TEXTO FORNECIDO »
*-*-*
TUTUCA, a minha cachorrinha.


Eu fico vendo como os cachorros são animais queridos. Como estão preferidos. Os pais já não se preocupam em comprar bonecos ou caminhõezinhos para dar de presente aos filhos. Preferem um cachorrinho que dorme no canto da cama e é chamado de filhinho, de netinho, de fofura e outros adjetivos mais.

O mercado de compra e venda desses animais se expandiu e as lojas de produtos e prestações de serviço estão em plena evolução.

Segundo dizem, o cachorro tem sido o grande amigo do homem há mais de 300 mil anos. O homem ia caçar e, como o cachorro não fazia parte do cardápio, acabou sendo domesticado e os dois passaram a viver juntos.
É, realmente, um companheiro muito fiel. O cão defende o seu dono como se esse fosse um filhote seu. E quando se ausentam, ambos são envolvidos com o sentimento da saudade.

Lembro-me de um caso singular sobre o relacionamento de um cão com os seus donos: Na Rua Coronel João Afonso, onde se encontra a atual loja do Paulinho Vilela, morava, em tempos idos, um casal sem filhos: Henrique Sotero e sua mulher Maria. Eles possuíam um cão da raça Fila Mestiço. Era um cão grande, de nome Lírio, dócil, castanho amarelado e que ficava o dia todo ao lado do seu dono sempre assentado num banquinho desses porta-de-rua.


Naquele tempo, o serviço de correio era moroso. As cartas eram transportadas em trens de ferro e demoravam dias para chegar ao seu destinatário. Em cidades como Oliveira, Cristais, Itapecerica, ou seja, cidades que não eram ligadas diretamente pela linha férrea, a correspondência, além de demorar mais, frequentemente era extraviada. Os moradores da zona rural eram bastante isolados e ficavam meses sem vir na cidade. Cartas ou recados, nesses pontos, quando com certa urgência, eram enviados por mãos próprias através dos chamados mandaletes.
*-*-*
O QUE FAZER »
(A) No texto sobre os cachorros, qual era o nome do cão de Henrique Sotero e de sua mulher Maria?
(B) Escreva a continuação do texto sobre os cachorros, começando logo após a última frase apresentada.
*-*-*
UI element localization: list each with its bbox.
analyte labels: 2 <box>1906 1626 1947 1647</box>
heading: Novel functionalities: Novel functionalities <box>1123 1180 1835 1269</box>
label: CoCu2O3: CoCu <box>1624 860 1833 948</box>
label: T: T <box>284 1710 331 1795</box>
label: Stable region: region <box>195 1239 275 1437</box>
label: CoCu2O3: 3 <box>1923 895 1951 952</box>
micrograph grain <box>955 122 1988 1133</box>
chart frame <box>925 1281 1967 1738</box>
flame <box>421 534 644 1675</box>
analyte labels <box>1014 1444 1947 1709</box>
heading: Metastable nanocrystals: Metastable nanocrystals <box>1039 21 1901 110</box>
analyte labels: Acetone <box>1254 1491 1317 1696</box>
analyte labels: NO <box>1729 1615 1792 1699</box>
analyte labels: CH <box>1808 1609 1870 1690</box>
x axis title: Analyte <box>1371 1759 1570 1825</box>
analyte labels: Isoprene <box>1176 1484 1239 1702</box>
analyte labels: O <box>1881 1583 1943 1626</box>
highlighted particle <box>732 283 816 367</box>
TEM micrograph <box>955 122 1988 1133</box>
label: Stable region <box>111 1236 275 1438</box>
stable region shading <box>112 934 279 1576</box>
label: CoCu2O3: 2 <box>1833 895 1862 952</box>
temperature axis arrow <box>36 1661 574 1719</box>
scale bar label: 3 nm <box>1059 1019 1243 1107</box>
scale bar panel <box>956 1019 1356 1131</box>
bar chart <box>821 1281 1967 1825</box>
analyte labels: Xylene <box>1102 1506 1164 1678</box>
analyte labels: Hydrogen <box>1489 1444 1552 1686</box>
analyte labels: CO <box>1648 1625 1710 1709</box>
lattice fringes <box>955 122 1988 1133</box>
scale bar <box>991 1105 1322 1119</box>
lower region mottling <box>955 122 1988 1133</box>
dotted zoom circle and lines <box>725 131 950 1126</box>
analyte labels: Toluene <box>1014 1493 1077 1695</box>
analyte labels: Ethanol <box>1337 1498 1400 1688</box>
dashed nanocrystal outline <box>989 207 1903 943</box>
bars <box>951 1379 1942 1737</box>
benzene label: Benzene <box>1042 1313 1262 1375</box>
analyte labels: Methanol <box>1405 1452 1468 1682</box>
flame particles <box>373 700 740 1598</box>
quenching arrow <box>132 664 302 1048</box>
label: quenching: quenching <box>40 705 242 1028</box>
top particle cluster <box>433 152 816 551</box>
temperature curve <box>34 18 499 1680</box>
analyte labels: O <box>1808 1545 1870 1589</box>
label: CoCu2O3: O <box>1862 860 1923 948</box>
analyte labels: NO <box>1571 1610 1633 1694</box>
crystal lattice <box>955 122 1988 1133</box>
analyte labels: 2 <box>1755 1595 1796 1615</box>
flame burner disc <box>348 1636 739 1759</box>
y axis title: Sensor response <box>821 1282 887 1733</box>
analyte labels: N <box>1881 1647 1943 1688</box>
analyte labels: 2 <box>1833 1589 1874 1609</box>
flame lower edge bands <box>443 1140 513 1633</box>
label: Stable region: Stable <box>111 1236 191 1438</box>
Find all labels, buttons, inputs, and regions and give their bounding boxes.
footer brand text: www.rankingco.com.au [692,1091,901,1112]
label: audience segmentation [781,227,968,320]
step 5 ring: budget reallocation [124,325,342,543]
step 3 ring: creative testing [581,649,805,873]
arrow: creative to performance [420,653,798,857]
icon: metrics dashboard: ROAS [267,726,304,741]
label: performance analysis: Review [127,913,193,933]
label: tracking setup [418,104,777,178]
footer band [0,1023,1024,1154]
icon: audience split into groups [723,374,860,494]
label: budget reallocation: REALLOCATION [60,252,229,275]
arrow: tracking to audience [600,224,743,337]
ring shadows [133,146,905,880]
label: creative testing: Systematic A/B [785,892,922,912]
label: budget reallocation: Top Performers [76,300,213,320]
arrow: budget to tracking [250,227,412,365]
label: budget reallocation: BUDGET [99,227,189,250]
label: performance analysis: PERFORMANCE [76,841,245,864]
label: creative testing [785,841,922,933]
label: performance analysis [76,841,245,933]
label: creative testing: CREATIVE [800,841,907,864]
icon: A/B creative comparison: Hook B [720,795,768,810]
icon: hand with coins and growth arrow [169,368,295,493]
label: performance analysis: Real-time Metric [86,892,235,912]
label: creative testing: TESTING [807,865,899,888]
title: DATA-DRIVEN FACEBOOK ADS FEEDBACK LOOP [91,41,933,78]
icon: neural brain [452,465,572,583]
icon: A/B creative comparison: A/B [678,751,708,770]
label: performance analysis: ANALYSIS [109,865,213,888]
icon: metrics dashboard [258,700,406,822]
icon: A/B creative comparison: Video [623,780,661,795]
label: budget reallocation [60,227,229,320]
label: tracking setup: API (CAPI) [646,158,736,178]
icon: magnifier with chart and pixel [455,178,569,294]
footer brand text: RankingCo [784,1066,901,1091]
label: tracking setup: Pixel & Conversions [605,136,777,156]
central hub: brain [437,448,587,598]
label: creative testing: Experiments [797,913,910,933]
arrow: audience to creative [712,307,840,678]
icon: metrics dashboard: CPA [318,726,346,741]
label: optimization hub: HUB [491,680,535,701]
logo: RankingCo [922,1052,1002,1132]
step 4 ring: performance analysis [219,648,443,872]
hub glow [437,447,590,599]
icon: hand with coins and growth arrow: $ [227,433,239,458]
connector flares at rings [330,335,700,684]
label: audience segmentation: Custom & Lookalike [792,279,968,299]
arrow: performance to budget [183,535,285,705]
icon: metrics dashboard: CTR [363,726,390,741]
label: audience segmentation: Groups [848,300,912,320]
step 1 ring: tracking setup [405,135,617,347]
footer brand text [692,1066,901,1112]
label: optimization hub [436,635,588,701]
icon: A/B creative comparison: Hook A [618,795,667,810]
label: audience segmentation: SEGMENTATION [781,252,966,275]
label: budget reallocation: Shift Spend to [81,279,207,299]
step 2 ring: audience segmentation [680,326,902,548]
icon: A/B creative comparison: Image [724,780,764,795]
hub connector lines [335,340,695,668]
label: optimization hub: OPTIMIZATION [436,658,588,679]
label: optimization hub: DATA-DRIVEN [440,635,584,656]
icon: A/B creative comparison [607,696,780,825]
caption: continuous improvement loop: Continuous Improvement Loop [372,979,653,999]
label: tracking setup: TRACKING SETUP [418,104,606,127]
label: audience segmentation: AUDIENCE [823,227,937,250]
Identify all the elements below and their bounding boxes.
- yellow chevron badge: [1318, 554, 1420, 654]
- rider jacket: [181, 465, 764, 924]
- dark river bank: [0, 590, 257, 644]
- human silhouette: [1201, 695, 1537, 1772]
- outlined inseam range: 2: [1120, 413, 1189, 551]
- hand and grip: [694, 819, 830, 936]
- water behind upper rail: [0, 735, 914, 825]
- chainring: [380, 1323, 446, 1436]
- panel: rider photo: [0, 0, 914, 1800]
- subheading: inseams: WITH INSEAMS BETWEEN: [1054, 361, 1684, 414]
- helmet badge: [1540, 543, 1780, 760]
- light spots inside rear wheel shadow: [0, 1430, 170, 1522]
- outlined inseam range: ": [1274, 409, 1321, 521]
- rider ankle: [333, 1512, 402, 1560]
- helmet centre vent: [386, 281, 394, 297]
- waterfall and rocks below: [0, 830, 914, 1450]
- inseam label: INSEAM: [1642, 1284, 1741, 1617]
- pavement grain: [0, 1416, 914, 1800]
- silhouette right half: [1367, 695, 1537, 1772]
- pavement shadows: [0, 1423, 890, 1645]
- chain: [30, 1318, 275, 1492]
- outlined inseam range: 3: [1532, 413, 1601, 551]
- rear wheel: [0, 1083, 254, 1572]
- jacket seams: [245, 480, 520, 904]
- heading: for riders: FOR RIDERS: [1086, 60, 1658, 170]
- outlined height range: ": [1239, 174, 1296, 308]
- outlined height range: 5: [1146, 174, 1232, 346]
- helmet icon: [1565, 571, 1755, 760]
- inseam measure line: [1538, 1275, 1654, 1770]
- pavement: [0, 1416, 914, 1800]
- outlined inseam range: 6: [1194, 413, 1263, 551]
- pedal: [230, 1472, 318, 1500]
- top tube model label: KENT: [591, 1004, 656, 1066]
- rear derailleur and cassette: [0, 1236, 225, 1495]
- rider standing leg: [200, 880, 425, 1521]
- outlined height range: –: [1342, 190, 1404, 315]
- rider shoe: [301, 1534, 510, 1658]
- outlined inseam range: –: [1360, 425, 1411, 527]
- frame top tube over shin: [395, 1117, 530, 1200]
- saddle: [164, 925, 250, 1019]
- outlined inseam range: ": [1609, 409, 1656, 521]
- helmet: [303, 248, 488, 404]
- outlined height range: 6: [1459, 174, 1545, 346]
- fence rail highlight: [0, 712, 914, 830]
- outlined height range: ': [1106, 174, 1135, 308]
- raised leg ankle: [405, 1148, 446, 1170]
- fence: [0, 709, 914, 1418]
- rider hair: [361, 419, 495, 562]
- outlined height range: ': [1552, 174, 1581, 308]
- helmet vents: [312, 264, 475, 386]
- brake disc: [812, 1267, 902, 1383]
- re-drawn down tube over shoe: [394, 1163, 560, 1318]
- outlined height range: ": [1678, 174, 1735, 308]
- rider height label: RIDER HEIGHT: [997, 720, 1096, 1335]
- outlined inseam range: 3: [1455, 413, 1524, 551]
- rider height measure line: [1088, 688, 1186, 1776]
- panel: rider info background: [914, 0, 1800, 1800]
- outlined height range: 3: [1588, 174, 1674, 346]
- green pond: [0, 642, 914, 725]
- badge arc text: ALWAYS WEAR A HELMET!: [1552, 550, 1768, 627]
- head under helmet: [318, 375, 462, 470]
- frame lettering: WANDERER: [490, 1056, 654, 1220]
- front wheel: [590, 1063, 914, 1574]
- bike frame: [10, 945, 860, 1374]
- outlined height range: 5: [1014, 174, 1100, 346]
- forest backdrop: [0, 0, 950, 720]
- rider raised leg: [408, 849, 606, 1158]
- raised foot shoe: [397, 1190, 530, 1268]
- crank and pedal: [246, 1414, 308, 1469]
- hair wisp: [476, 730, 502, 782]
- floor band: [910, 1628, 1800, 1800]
*-*-*
RESPOSTAS ÀS TAREFAS »
(A) Lírio.

(B)
Henrique era o mandalete mais procurado da cidade. Comumente, ia à cidade de Oliveira levar correspondência ou encomenda ao Bispo, por ordem do Monsenhor Joaquim de Castro quando, então, viajava à noite inteira de bicicleta ou a pé, empurrando um carrinho com a encomenda.
E, nessas viagens, Henrique Sotero se fazia acompanhado pelo seu fiel amigo Lírio.
Muitas vezes, eu pude ver a exigência da Maria do Henrique, quando no açougue do Antonio do Orcilino, encomendando uma fressura suculenta para fazer o sarapatel do Lírio. Quem via a Maria do Henrique falar do sarapatel do Lírio, ficava com a boca cheia de água e com vontade de almoçar com ele. Certa vez, eu a ouvi dizendo que o Lírio havia experimentado galinha cabidela e tinha adorado. Para quem não sabe, galinha cabidela é frango ao molho pardo. Outra coisa, também, que o Lírio saboreava, de vez em quando, era um “Montese”. Montese era um guaranazinho, tipo água de rapadura, antigo, fabricado em Campo Belo e muito popular entre a meninada candeense.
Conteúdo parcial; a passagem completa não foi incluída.